**TO BE DONE**: Make an exact copy of all the entries, but do not reproduce the pictures.
"""
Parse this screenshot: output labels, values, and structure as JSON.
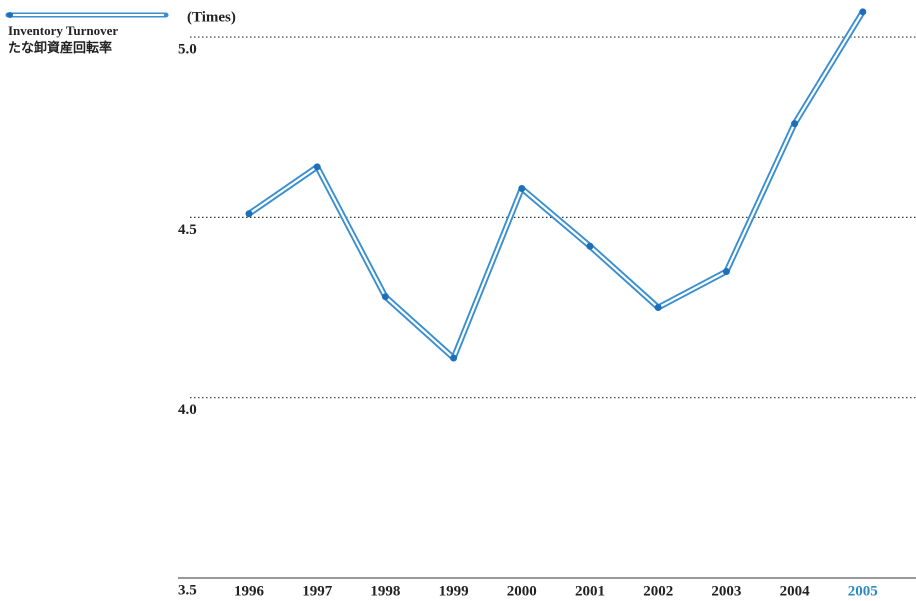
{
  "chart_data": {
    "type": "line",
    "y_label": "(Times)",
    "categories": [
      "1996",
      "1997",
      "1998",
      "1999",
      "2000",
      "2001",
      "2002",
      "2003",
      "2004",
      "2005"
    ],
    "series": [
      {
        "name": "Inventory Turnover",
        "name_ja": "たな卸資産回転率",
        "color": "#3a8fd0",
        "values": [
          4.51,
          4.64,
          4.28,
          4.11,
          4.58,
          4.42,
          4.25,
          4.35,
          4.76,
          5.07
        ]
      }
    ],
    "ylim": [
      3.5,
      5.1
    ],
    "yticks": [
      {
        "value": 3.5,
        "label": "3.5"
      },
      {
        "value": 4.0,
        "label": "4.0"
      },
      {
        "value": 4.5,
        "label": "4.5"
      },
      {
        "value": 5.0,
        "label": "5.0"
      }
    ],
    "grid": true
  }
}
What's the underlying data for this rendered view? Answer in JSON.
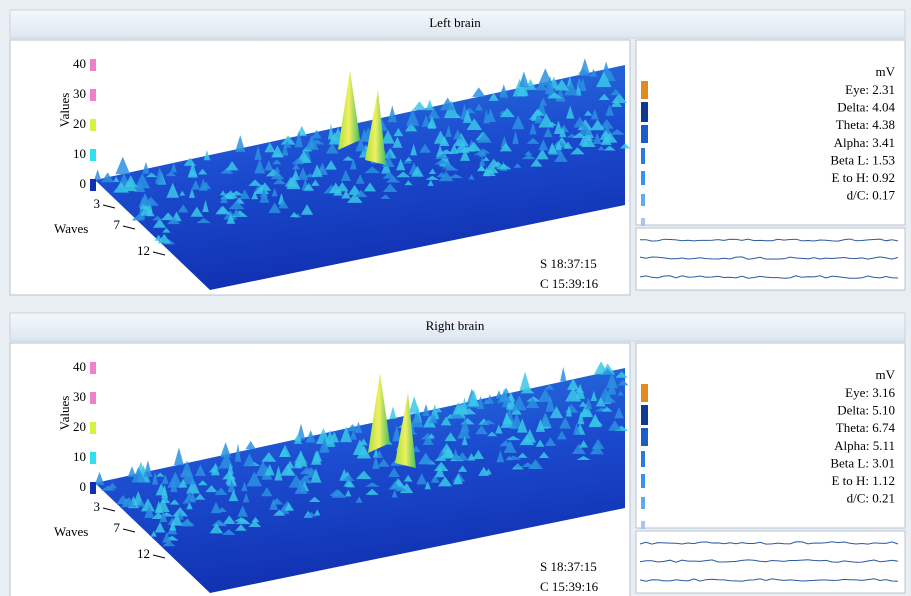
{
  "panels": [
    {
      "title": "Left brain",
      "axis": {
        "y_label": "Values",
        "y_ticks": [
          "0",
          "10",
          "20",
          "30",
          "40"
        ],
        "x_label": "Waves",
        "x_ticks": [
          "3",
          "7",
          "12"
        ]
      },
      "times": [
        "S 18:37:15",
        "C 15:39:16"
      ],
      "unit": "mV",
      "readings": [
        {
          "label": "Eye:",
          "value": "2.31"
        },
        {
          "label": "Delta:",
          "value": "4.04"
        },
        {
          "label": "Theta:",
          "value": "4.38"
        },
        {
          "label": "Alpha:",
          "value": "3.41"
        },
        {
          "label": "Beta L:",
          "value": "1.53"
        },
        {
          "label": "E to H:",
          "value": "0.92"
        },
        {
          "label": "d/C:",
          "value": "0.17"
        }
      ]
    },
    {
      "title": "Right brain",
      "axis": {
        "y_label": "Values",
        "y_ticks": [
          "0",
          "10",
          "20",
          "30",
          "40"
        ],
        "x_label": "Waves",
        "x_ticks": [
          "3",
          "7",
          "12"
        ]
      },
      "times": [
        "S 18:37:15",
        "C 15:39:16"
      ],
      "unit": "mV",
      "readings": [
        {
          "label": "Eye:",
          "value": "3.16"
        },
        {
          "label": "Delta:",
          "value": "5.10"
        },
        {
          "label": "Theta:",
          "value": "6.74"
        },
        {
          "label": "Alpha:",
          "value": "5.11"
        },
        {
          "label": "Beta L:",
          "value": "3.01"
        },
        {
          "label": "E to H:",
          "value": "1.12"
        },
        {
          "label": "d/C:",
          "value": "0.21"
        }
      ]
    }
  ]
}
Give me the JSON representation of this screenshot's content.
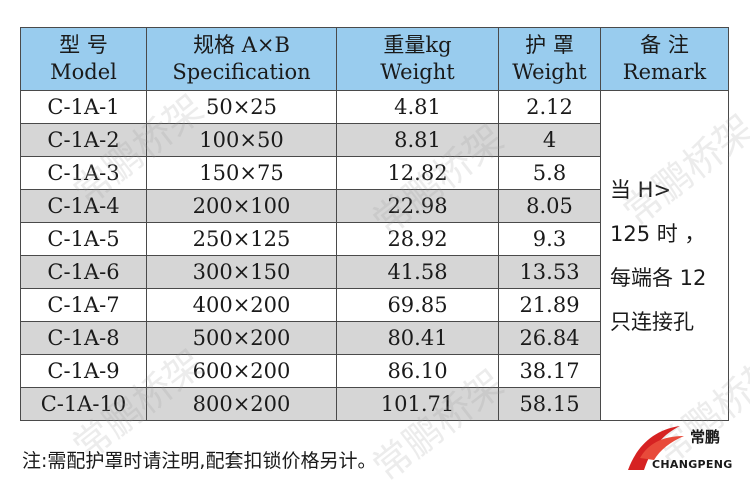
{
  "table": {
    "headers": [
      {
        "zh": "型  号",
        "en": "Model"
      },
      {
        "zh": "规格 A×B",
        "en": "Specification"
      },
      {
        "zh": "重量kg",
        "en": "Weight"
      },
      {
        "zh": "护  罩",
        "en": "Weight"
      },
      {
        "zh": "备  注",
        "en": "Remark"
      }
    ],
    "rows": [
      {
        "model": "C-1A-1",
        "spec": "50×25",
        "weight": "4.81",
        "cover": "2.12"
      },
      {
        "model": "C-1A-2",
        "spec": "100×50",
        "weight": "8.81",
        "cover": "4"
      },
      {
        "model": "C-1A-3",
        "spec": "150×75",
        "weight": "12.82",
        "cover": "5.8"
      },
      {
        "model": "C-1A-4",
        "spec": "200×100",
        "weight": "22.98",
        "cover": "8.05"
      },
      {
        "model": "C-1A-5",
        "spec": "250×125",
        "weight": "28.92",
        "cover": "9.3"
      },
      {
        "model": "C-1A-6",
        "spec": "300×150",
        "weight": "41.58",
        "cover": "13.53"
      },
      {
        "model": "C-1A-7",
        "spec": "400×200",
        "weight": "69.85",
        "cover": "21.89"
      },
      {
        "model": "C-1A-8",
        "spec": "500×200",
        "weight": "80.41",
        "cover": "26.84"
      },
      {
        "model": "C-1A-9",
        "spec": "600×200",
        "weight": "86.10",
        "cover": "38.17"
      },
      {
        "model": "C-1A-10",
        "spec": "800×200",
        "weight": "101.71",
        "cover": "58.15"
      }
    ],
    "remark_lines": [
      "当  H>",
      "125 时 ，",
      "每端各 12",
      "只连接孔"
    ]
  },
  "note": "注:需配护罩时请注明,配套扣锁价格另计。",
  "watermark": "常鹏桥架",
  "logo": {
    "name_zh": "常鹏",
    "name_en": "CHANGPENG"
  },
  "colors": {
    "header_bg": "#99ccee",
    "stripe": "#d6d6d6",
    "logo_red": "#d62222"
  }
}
"""
**RESULT OF THE TASK**:
Parse this screenshot: output labels, values, and structure as JSON.
{
  "chart_data": {
    "type": "line",
    "y_label": "(Times)",
    "categories": [
      "1996",
      "1997",
      "1998",
      "1999",
      "2000",
      "2001",
      "2002",
      "2003",
      "2004",
      "2005"
    ],
    "series": [
      {
        "name": "Inventory Turnover",
        "name_ja": "たな卸資産回転率",
        "color": "#3a8fd0",
        "values": [
          4.51,
          4.64,
          4.28,
          4.11,
          4.58,
          4.42,
          4.25,
          4.35,
          4.76,
          5.07
        ]
      }
    ],
    "ylim": [
      3.5,
      5.1
    ],
    "yticks": [
      {
        "value": 3.5,
        "label": "3.5"
      },
      {
        "value": 4.0,
        "label": "4.0"
      },
      {
        "value": 4.5,
        "label": "4.5"
      },
      {
        "value": 5.0,
        "label": "5.0"
      }
    ],
    "grid": true
  }
}
What's the underlying data for this rendered view? Answer in JSON.
{
  "panels": [
    {
      "title": "Left brain",
      "axis": {
        "y_label": "Values",
        "y_ticks": [
          "0",
          "10",
          "20",
          "30",
          "40"
        ],
        "x_label": "Waves",
        "x_ticks": [
          "3",
          "7",
          "12"
        ]
      },
      "times": [
        "S 18:37:15",
        "C 15:39:16"
      ],
      "unit": "mV",
      "readings": [
        {
          "label": "Eye:",
          "value": "2.31"
        },
        {
          "label": "Delta:",
          "value": "4.04"
        },
        {
          "label": "Theta:",
          "value": "4.38"
        },
        {
          "label": "Alpha:",
          "value": "3.41"
        },
        {
          "label": "Beta L:",
          "value": "1.53"
        },
        {
          "label": "E to H:",
          "value": "0.92"
        },
        {
          "label": "d/C:",
          "value": "0.17"
        }
      ]
    },
    {
      "title": "Right brain",
      "axis": {
        "y_label": "Values",
        "y_ticks": [
          "0",
          "10",
          "20",
          "30",
          "40"
        ],
        "x_label": "Waves",
        "x_ticks": [
          "3",
          "7",
          "12"
        ]
      },
      "times": [
        "S 18:37:15",
        "C 15:39:16"
      ],
      "unit": "mV",
      "readings": [
        {
          "label": "Eye:",
          "value": "3.16"
        },
        {
          "label": "Delta:",
          "value": "5.10"
        },
        {
          "label": "Theta:",
          "value": "6.74"
        },
        {
          "label": "Alpha:",
          "value": "5.11"
        },
        {
          "label": "Beta L:",
          "value": "3.01"
        },
        {
          "label": "E to H:",
          "value": "1.12"
        },
        {
          "label": "d/C:",
          "value": "0.21"
        }
      ]
    }
  ]
}
Give me the JSON representation of this screenshot's content.
{
  "table": {
    "headers": [
      {
        "zh": "型  号",
        "en": "Model"
      },
      {
        "zh": "规格 A×B",
        "en": "Specification"
      },
      {
        "zh": "重量kg",
        "en": "Weight"
      },
      {
        "zh": "护  罩",
        "en": "Weight"
      },
      {
        "zh": "备  注",
        "en": "Remark"
      }
    ],
    "rows": [
      {
        "model": "C-1A-1",
        "spec": "50×25",
        "weight": "4.81",
        "cover": "2.12"
      },
      {
        "model": "C-1A-2",
        "spec": "100×50",
        "weight": "8.81",
        "cover": "4"
      },
      {
        "model": "C-1A-3",
        "spec": "150×75",
        "weight": "12.82",
        "cover": "5.8"
      },
      {
        "model": "C-1A-4",
        "spec": "200×100",
        "weight": "22.98",
        "cover": "8.05"
      },
      {
        "model": "C-1A-5",
        "spec": "250×125",
        "weight": "28.92",
        "cover": "9.3"
      },
      {
        "model": "C-1A-6",
        "spec": "300×150",
        "weight": "41.58",
        "cover": "13.53"
      },
      {
        "model": "C-1A-7",
        "spec": "400×200",
        "weight": "69.85",
        "cover": "21.89"
      },
      {
        "model": "C-1A-8",
        "spec": "500×200",
        "weight": "80.41",
        "cover": "26.84"
      },
      {
        "model": "C-1A-9",
        "spec": "600×200",
        "weight": "86.10",
        "cover": "38.17"
      },
      {
        "model": "C-1A-10",
        "spec": "800×200",
        "weight": "101.71",
        "cover": "58.15"
      }
    ],
    "remark_lines": [
      "当  H>",
      "125 时 ，",
      "每端各 12",
      "只连接孔"
    ]
  },
  "note": "注:需配护罩时请注明,配套扣锁价格另计。",
  "watermark": "常鹏桥架",
  "logo": {
    "name_zh": "常鹏",
    "name_en": "CHANGPENG"
  },
  "colors": {
    "header_bg": "#99ccee",
    "stripe": "#d6d6d6",
    "logo_red": "#d62222"
  }
}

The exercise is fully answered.